» Work required
In your copy, leave out the pictures; write out all the data exactly.

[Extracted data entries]
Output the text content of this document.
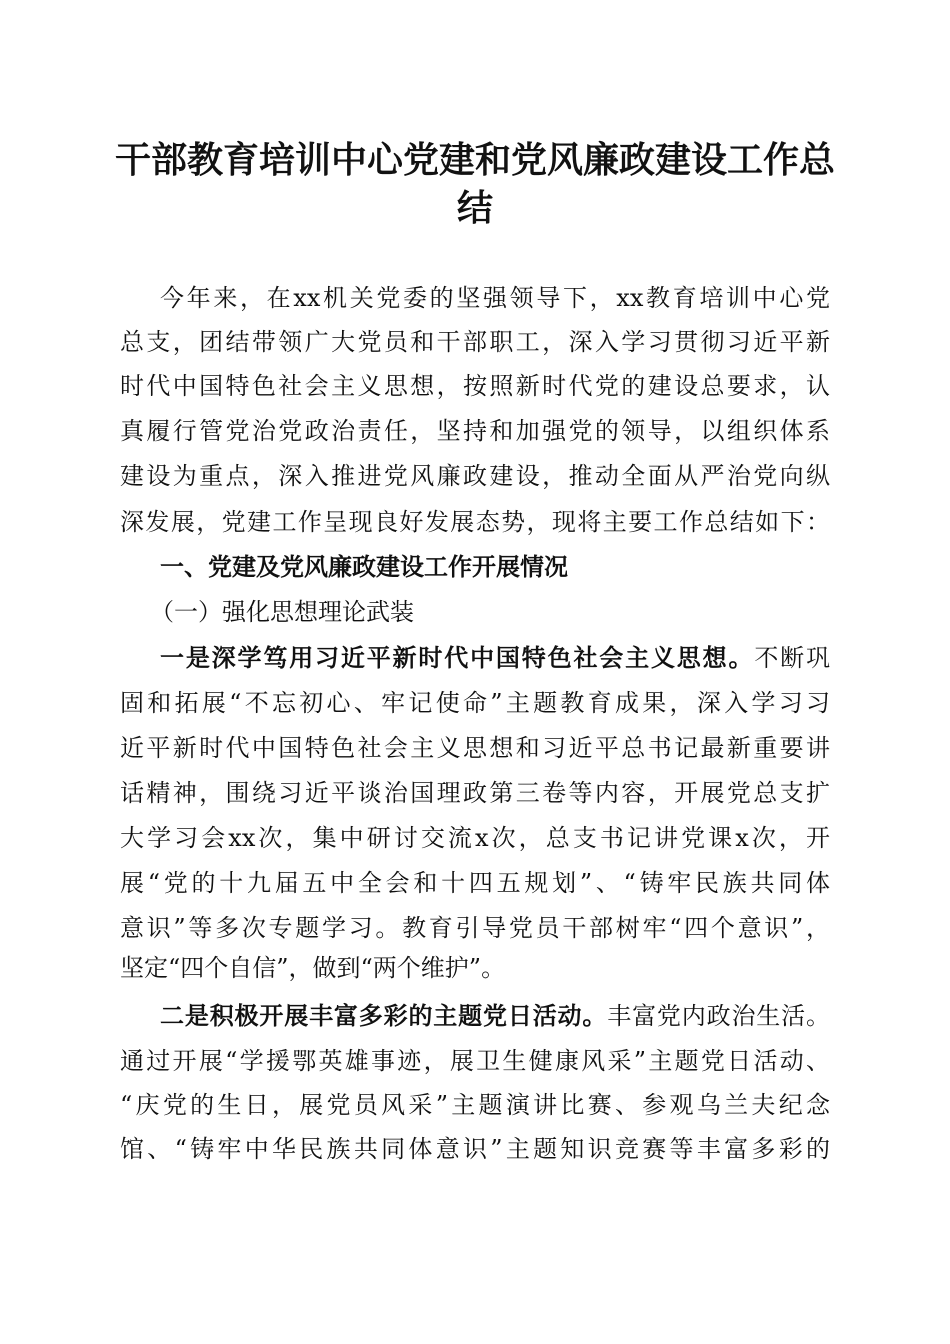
干部教育培训中心党建和党风廉政建设工作总
结
今年来，在xx机关党委的坚强领导下，xx教育培训中心党
总支，团结带领广大党员和干部职工，深入学习贯彻习近平新
时代中国特色社会主义思想，按照新时代党的建设总要求，认
真履行管党治党政治责任，坚持和加强党的领导，以组织体系
建设为重点，深入推进党风廉政建设，推动全面从严治党向纵
深发展，党建工作呈现良好发展态势，现将主要工作总结如下：
一、党建及党风廉政建设工作开展情况
（一）强化思想理论武装
一是深学笃用习近平新时代中国特色社会主义思想。不断巩
固和拓展“不忘初心、牢记使命”主题教育成果，深入学习习
近平新时代中国特色社会主义思想和习近平总书记最新重要讲
话精神，围绕习近平谈治国理政第三卷等内容，开展党总支扩
大学习会xx次，集中研讨交流x次，总支书记讲党课x次，开
展“党的十九届五中全会和十四五规划”、“铸牢民族共同体
意识”等多次专题学习。教育引导党员干部树牢“四个意识”，
坚定“四个自信”，做到“两个维护”。
二是积极开展丰富多彩的主题党日活动。丰富党内政治生活。
通过开展“学援鄂英雄事迹，展卫生健康风采”主题党日活动、
“庆党的生日，展党员风采”主题演讲比赛、参观乌兰夫纪念
馆、“铸牢中华民族共同体意识”主题知识竞赛等丰富多彩的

» Task response
Output the text content of this document.
干部教育培训中心党建和党风廉政建设工作总
结
今年来，在xx机关党委的坚强领导下，xx教育培训中心党
总支，团结带领广大党员和干部职工，深入学习贯彻习近平新
时代中国特色社会主义思想，按照新时代党的建设总要求，认
真履行管党治党政治责任，坚持和加强党的领导，以组织体系
建设为重点，深入推进党风廉政建设，推动全面从严治党向纵
深发展，党建工作呈现良好发展态势，现将主要工作总结如下：
一、党建及党风廉政建设工作开展情况
（一）强化思想理论武装
一是深学笃用习近平新时代中国特色社会主义思想。不断巩
固和拓展“不忘初心、牢记使命”主题教育成果，深入学习习
近平新时代中国特色社会主义思想和习近平总书记最新重要讲
话精神，围绕习近平谈治国理政第三卷等内容，开展党总支扩
大学习会xx次，集中研讨交流x次，总支书记讲党课x次，开
展“党的十九届五中全会和十四五规划”、“铸牢民族共同体
意识”等多次专题学习。教育引导党员干部树牢“四个意识”，
坚定“四个自信”，做到“两个维护”。
二是积极开展丰富多彩的主题党日活动。丰富党内政治生活。
通过开展“学援鄂英雄事迹，展卫生健康风采”主题党日活动、
“庆党的生日，展党员风采”主题演讲比赛、参观乌兰夫纪念
馆、“铸牢中华民族共同体意识”主题知识竞赛等丰富多彩的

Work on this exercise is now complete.